(Stored records)

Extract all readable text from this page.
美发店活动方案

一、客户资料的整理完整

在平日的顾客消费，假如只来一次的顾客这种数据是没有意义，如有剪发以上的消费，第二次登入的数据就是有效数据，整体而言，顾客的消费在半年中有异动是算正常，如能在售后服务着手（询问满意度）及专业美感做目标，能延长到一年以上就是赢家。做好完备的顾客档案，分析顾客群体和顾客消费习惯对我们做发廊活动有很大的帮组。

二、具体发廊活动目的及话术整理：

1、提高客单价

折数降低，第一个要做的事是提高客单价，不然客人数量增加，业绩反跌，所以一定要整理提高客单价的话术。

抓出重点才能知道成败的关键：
* * *
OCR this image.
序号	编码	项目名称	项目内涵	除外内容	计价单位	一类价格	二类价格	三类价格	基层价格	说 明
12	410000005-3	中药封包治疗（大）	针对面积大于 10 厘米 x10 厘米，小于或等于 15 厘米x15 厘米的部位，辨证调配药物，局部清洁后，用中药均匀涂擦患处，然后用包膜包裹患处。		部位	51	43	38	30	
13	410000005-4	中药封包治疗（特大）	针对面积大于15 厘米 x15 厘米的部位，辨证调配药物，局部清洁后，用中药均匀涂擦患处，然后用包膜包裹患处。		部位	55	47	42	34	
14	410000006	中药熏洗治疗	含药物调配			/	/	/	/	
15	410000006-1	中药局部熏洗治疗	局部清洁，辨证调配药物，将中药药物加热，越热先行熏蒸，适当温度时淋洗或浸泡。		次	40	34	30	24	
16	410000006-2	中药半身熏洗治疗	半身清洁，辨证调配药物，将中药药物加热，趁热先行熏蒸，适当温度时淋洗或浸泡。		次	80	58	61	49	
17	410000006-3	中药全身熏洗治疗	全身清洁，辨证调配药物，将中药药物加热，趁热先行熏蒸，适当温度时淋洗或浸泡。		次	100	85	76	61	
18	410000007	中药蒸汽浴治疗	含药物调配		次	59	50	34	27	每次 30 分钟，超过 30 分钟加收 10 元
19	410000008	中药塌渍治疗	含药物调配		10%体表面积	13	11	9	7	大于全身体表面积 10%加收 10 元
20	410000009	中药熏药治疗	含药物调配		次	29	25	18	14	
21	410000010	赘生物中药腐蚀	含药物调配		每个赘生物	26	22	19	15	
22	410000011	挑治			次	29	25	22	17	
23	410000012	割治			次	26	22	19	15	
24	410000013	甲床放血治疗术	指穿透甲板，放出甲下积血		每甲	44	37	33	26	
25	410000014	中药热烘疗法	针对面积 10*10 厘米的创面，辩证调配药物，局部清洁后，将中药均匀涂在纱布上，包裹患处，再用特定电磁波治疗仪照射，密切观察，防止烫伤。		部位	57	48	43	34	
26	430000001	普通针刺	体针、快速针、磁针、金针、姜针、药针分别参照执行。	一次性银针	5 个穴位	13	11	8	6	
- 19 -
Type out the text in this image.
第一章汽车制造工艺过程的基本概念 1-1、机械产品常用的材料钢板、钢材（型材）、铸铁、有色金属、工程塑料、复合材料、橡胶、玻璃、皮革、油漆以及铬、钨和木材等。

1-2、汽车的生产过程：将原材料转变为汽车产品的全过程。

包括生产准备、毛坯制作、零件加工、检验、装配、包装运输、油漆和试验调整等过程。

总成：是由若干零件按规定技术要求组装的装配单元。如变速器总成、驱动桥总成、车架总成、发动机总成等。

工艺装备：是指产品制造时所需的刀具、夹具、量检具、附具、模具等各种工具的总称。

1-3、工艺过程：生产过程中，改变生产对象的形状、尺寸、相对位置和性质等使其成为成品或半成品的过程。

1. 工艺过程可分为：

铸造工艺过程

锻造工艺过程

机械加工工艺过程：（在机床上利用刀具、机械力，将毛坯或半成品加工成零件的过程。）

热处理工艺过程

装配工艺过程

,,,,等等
==
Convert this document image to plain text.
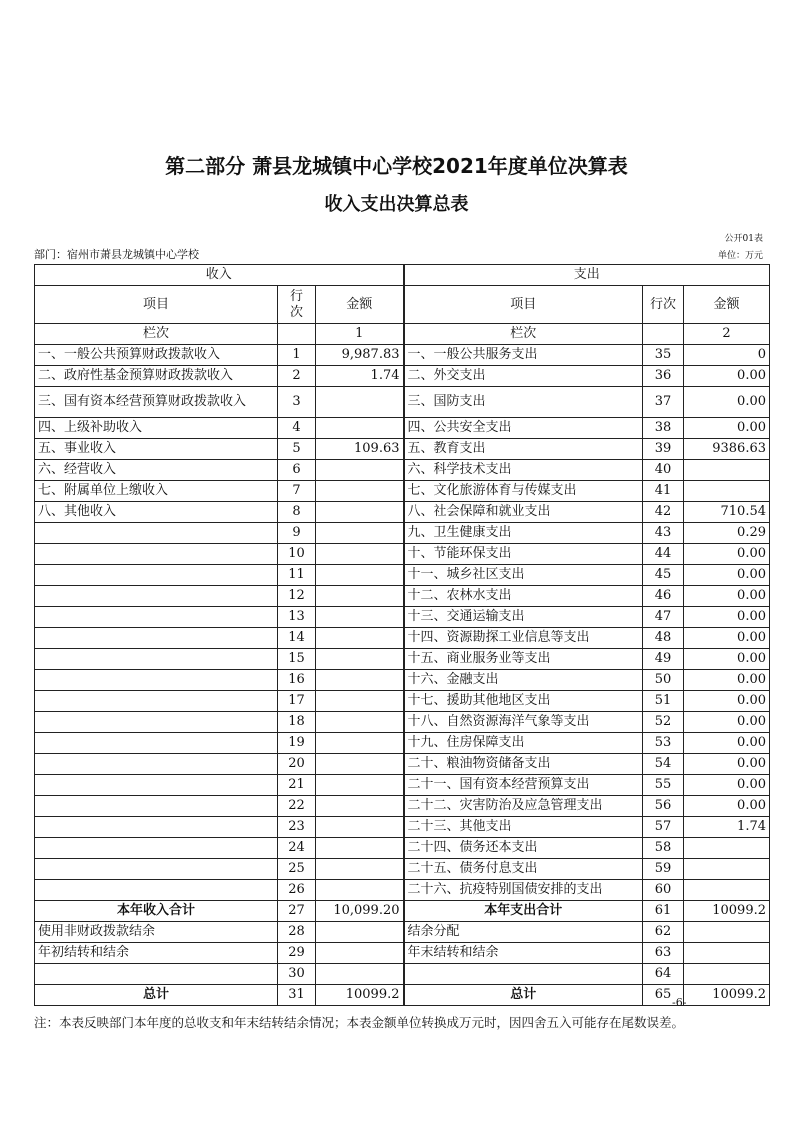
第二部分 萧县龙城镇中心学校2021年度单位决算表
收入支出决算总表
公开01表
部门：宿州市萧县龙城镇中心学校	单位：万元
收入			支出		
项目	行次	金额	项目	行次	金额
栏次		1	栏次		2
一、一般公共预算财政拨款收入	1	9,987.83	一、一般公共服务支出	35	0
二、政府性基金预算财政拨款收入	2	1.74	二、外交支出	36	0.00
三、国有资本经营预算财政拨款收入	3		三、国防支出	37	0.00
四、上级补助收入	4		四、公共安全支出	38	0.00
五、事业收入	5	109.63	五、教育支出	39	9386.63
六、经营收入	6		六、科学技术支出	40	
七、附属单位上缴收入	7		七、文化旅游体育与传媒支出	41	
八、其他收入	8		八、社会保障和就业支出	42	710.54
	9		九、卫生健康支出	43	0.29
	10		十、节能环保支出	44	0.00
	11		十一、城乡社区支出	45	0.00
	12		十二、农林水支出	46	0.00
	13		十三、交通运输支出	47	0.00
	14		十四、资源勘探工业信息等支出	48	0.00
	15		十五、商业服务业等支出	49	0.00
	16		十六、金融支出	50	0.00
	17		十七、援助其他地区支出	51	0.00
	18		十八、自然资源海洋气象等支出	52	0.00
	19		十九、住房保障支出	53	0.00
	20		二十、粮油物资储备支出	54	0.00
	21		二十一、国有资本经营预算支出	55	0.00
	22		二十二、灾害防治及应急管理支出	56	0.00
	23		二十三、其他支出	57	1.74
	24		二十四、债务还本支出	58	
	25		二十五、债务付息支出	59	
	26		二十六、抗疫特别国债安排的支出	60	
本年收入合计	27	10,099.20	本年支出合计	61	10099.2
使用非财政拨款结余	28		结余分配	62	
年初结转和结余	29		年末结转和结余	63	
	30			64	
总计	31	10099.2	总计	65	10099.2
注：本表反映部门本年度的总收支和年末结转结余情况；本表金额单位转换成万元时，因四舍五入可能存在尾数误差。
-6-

Exercise »
Pull out all lines in the data above that include "厘米的部位".

Result »
12	410000005-3	中药封包治疗（大）	针对面积大于 10 厘米 x10 厘米，小于或等于 15 厘米x15 厘米的部位，辨证调配药物，局部清洁后，用中药均匀涂擦患处，然后用包膜包裹患处。		部位	51	43	38	30	
13	410000005-4	中药封包治疗（特大）	针对面积大于15 厘米 x15 厘米的部位，辨证调配药物，局部清洁后，用中药均匀涂擦患处，然后用包膜包裹患处。		部位	55	47	42	34	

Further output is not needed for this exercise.